→ What is being asked
Omit every picture, then give all the entries again exactly.

::::::

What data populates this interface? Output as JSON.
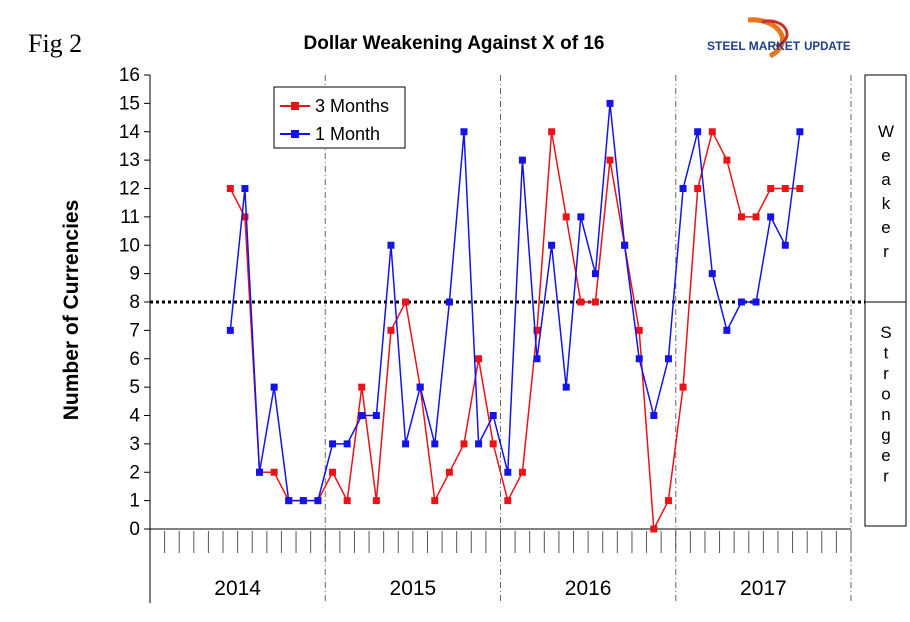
{
  "figure_label": "Fig 2",
  "logo": {
    "bold_text": "STEEL MARKET",
    "light_text": "UPDATE"
  },
  "side_panel": {
    "upper_word": "Weaker",
    "lower_word": "Stronger"
  },
  "chart_data": {
    "type": "line",
    "title": "Dollar Weakening Against X of 16",
    "xlabel": "",
    "ylabel": "Number of Currencies",
    "ylim": [
      0,
      16
    ],
    "yticks": [
      0,
      1,
      2,
      3,
      4,
      5,
      6,
      7,
      8,
      9,
      10,
      11,
      12,
      13,
      14,
      15,
      16
    ],
    "reference_line": 8,
    "months_total": 48,
    "years": [
      "2014",
      "2015",
      "2016",
      "2017"
    ],
    "legend_position": "top-left",
    "series": [
      {
        "name": "3 Months",
        "color": "#e8141a",
        "start_month": 5,
        "values": [
          12,
          11,
          2,
          2,
          1,
          1,
          1,
          2,
          1,
          5,
          1,
          7,
          8,
          5,
          1,
          2,
          3,
          6,
          3,
          1,
          2,
          7,
          14,
          11,
          8,
          8,
          13,
          10,
          7,
          0,
          1,
          5,
          12,
          14,
          13,
          11,
          11,
          12,
          12,
          12
        ]
      },
      {
        "name": "1 Month",
        "color": "#1414e6",
        "start_month": 5,
        "values": [
          7,
          12,
          2,
          5,
          1,
          1,
          1,
          3,
          3,
          4,
          4,
          10,
          3,
          5,
          3,
          8,
          14,
          3,
          4,
          2,
          13,
          6,
          10,
          5,
          11,
          9,
          15,
          10,
          6,
          4,
          6,
          12,
          14,
          9,
          7,
          8,
          8,
          11,
          10,
          14
        ]
      }
    ]
  }
}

::::::

→ Solution for this problem
What data populates this interface? Output as JSON.
{
  "figure_label": "Fig 2",
  "logo": {
    "bold_text": "STEEL MARKET",
    "light_text": "UPDATE"
  },
  "side_panel": {
    "upper_word": "Weaker",
    "lower_word": "Stronger"
  },
  "chart_data": {
    "type": "line",
    "title": "Dollar Weakening Against X of 16",
    "xlabel": "",
    "ylabel": "Number of Currencies",
    "ylim": [
      0,
      16
    ],
    "yticks": [
      0,
      1,
      2,
      3,
      4,
      5,
      6,
      7,
      8,
      9,
      10,
      11,
      12,
      13,
      14,
      15,
      16
    ],
    "reference_line": 8,
    "months_total": 48,
    "years": [
      "2014",
      "2015",
      "2016",
      "2017"
    ],
    "legend_position": "top-left",
    "series": [
      {
        "name": "3 Months",
        "color": "#e8141a",
        "start_month": 5,
        "values": [
          12,
          11,
          2,
          2,
          1,
          1,
          1,
          2,
          1,
          5,
          1,
          7,
          8,
          5,
          1,
          2,
          3,
          6,
          3,
          1,
          2,
          7,
          14,
          11,
          8,
          8,
          13,
          10,
          7,
          0,
          1,
          5,
          12,
          14,
          13,
          11,
          11,
          12,
          12,
          12
        ]
      },
      {
        "name": "1 Month",
        "color": "#1414e6",
        "start_month": 5,
        "values": [
          7,
          12,
          2,
          5,
          1,
          1,
          1,
          3,
          3,
          4,
          4,
          10,
          3,
          5,
          3,
          8,
          14,
          3,
          4,
          2,
          13,
          6,
          10,
          5,
          11,
          9,
          15,
          10,
          6,
          4,
          6,
          12,
          14,
          9,
          7,
          8,
          8,
          11,
          10,
          14
        ]
      }
    ]
  }
}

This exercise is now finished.